Figure record extracts:
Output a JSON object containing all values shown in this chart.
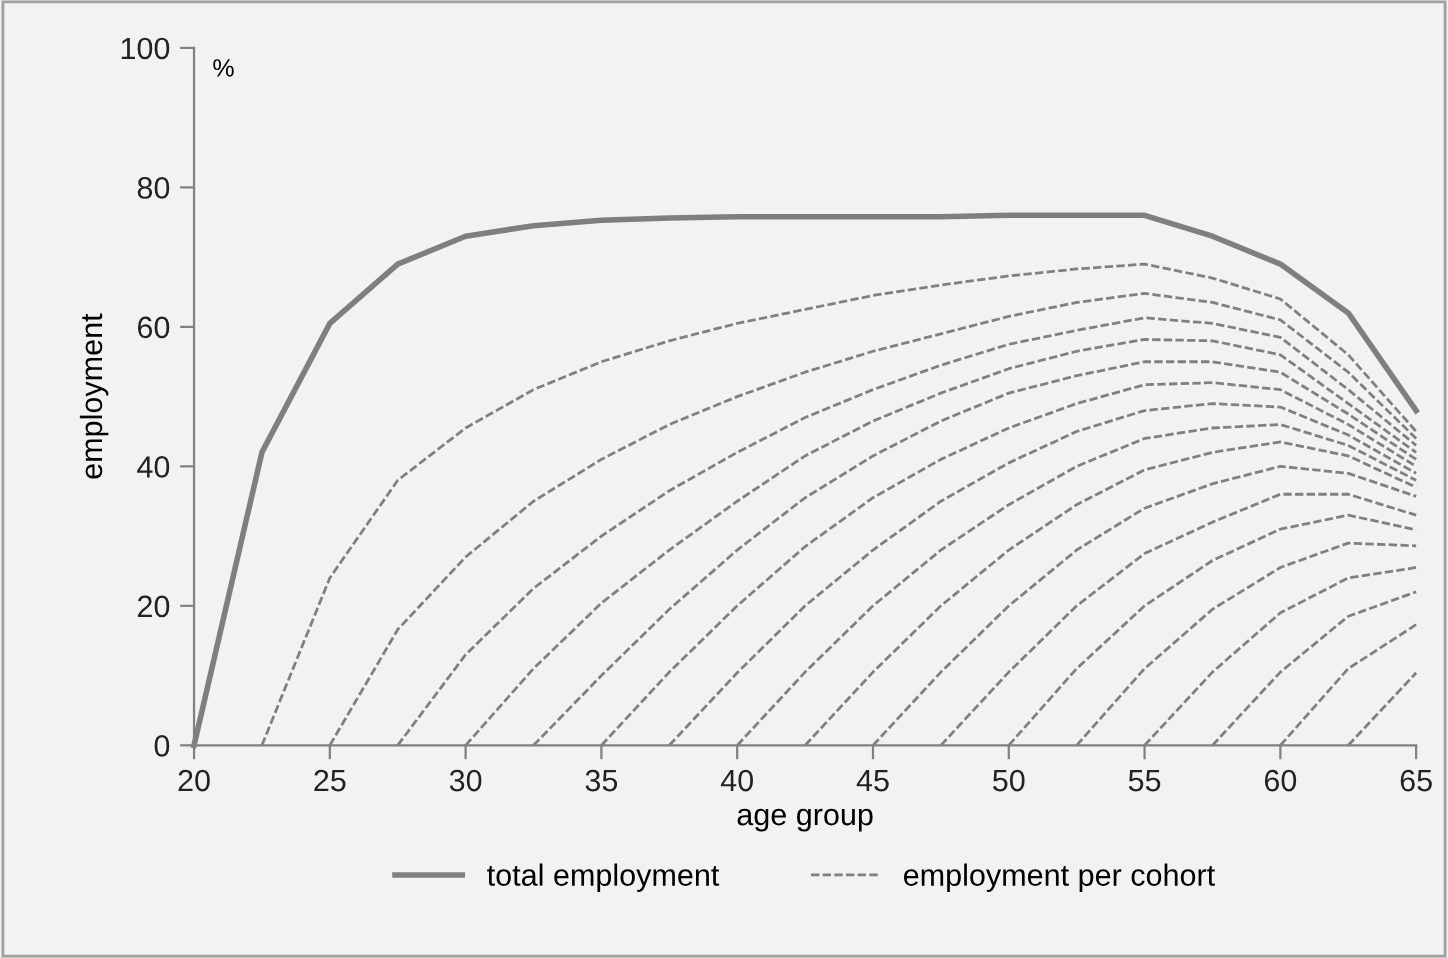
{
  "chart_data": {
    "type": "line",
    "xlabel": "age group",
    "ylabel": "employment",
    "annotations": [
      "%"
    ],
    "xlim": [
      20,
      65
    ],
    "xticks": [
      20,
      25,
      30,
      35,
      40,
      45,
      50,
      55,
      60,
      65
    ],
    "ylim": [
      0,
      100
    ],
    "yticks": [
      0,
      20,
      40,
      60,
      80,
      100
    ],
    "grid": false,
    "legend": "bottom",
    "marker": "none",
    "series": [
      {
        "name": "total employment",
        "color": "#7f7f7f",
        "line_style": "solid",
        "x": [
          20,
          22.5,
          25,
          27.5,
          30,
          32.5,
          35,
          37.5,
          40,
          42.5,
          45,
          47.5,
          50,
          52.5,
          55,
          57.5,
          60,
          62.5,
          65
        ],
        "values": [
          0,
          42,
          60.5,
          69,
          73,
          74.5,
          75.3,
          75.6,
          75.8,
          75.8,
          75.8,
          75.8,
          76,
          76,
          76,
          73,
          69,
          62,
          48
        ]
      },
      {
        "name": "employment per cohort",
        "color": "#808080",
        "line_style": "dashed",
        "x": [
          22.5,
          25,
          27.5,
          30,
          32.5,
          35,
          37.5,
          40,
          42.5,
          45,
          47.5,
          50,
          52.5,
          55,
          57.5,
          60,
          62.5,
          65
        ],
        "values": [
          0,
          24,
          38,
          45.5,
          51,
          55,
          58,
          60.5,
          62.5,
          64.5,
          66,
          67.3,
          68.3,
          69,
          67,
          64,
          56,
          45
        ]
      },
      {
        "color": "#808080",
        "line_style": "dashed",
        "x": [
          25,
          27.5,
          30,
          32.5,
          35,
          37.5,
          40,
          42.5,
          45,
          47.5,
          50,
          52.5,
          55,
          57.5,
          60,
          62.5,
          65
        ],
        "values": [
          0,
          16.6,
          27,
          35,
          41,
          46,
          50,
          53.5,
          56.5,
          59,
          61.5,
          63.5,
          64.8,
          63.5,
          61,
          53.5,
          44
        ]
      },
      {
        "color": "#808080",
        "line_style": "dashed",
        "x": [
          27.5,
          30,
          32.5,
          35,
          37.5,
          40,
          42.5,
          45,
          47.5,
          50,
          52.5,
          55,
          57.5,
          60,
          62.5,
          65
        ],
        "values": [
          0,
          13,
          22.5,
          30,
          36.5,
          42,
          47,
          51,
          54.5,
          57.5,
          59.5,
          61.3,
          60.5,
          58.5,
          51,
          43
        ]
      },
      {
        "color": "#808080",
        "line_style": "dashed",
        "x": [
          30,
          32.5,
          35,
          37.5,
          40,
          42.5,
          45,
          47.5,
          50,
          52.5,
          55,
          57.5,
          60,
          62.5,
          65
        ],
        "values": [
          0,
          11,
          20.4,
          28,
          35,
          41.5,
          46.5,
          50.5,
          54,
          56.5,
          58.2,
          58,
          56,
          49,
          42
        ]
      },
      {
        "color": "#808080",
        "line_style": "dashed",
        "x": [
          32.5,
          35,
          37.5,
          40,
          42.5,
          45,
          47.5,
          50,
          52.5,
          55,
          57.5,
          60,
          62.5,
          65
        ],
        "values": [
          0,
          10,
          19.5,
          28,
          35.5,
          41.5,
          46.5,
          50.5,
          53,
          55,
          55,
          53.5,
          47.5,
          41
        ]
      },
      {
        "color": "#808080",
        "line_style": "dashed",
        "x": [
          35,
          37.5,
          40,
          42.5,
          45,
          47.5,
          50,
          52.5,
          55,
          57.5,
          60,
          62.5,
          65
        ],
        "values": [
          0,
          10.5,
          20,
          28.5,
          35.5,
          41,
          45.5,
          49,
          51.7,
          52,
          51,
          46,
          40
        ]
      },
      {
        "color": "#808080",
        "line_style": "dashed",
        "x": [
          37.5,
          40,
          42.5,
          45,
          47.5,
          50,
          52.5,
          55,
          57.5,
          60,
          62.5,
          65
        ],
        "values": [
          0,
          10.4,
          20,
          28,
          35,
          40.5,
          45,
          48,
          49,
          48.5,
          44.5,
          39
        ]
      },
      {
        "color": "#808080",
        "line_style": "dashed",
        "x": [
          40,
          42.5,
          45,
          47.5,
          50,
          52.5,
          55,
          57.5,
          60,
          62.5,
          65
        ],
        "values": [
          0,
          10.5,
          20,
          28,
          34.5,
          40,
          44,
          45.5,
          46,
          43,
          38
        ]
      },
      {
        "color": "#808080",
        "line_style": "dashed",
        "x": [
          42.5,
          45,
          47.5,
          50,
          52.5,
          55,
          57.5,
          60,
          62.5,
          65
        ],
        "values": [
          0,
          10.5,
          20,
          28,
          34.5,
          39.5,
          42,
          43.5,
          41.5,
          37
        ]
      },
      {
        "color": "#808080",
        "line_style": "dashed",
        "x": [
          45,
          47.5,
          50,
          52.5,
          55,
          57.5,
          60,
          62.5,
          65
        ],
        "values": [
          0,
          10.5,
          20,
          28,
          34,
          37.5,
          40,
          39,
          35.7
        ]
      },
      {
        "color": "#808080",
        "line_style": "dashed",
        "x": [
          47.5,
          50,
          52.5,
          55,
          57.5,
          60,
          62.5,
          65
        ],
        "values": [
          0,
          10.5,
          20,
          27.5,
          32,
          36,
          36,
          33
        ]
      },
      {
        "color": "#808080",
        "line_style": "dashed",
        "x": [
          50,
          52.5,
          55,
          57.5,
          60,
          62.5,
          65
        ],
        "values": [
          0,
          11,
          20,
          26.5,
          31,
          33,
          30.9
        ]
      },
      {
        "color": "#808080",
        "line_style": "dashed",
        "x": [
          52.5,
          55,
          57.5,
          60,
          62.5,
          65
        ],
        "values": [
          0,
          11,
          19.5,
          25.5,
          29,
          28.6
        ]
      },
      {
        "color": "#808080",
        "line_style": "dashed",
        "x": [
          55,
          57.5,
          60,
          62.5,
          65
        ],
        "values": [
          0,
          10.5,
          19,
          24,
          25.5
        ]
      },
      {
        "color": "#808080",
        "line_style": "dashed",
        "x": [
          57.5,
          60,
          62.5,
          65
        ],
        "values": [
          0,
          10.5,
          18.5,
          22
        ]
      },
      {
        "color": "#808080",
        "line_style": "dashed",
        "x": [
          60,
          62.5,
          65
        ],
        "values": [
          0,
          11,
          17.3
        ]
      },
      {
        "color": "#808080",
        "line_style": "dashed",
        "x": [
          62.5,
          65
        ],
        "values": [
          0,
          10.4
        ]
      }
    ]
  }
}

---

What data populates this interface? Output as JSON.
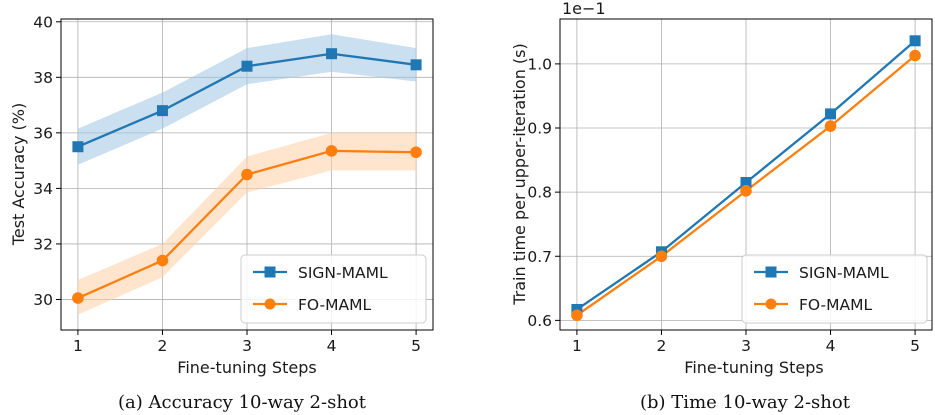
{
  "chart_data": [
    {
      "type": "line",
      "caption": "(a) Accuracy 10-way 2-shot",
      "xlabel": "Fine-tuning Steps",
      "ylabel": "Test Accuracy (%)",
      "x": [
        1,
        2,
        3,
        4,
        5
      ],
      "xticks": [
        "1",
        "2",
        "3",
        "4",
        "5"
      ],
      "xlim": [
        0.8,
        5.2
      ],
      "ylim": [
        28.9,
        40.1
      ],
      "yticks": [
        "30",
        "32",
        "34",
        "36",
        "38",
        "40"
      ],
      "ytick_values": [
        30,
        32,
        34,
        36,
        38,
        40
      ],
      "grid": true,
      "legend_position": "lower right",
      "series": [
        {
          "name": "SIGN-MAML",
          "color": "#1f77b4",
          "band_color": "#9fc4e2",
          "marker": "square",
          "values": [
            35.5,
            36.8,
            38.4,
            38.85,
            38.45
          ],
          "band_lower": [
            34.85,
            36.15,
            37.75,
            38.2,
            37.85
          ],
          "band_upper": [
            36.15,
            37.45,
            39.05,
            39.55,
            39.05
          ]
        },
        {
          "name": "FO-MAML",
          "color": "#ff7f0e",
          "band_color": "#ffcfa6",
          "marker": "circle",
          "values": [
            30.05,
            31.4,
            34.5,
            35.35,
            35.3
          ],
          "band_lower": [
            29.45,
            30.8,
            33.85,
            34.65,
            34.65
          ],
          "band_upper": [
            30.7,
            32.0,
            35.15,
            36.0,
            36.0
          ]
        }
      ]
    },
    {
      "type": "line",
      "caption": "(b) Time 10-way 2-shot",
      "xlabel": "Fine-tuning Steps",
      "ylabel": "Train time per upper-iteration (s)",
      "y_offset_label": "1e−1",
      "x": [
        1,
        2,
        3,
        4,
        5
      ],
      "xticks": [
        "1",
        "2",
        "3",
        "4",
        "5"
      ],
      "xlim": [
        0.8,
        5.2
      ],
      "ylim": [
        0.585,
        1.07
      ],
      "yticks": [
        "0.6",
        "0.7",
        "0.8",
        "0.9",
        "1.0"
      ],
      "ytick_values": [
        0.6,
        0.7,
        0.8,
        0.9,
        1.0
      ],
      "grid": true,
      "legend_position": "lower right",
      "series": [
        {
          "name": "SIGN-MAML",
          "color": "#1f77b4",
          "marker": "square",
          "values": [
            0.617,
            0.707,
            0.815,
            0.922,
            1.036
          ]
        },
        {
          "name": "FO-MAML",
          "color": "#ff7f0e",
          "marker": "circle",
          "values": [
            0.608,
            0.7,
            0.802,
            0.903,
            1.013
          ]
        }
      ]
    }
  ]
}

--

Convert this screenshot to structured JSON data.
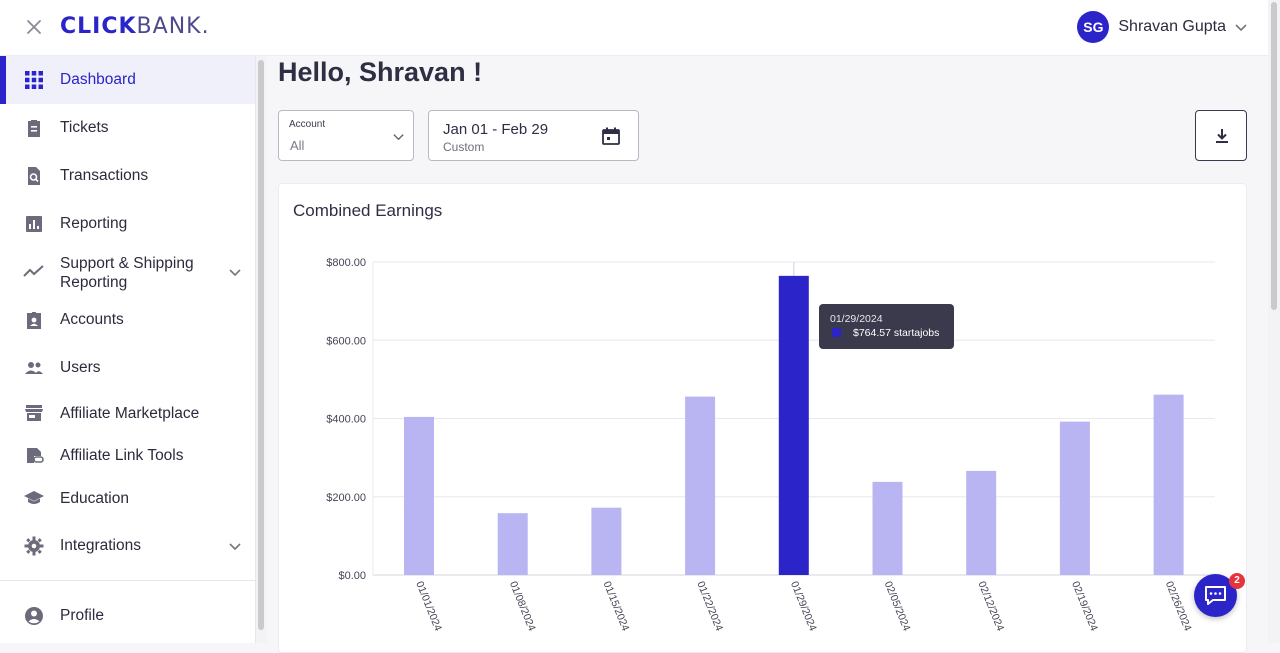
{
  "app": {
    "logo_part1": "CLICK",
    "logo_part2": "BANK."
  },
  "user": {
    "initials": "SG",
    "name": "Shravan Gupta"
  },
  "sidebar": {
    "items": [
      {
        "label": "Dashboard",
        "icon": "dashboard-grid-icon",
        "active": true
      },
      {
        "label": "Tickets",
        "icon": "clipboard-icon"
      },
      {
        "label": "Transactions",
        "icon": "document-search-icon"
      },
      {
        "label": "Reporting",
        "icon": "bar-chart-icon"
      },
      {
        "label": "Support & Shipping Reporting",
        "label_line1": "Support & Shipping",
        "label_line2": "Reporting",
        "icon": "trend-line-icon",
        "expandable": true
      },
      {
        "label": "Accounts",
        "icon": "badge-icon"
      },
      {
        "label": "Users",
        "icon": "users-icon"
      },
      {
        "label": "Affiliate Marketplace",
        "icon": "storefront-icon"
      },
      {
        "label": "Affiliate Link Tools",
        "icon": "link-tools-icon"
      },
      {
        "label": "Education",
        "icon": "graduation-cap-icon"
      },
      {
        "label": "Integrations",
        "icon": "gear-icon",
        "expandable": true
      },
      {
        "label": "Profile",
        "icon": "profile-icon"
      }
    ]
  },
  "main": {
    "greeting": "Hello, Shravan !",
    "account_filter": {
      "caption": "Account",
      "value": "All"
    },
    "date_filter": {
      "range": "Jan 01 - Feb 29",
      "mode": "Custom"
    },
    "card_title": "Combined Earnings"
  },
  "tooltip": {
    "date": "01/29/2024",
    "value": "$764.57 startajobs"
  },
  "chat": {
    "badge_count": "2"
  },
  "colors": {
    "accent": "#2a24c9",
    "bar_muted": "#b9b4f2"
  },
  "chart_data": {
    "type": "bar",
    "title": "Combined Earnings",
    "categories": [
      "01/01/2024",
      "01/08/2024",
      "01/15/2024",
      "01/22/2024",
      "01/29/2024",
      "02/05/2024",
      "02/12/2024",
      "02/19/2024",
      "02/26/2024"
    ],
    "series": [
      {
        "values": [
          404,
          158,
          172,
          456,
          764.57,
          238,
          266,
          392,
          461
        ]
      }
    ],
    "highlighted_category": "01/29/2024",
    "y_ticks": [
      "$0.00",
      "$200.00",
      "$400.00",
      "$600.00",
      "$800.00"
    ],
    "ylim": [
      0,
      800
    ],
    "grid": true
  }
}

Aim: Identify the lines above with the word "icon". Copy them.

Task result:
        "icon": "dashboard-grid-icon",
        "icon": "clipboard-icon"
        "icon": "document-search-icon"
        "icon": "bar-chart-icon"
        "icon": "trend-line-icon",
        "icon": "badge-icon"
        "icon": "users-icon"
        "icon": "storefront-icon"
        "icon": "link-tools-icon"
        "icon": "graduation-cap-icon"
        "icon": "gear-icon",
        "icon": "profile-icon"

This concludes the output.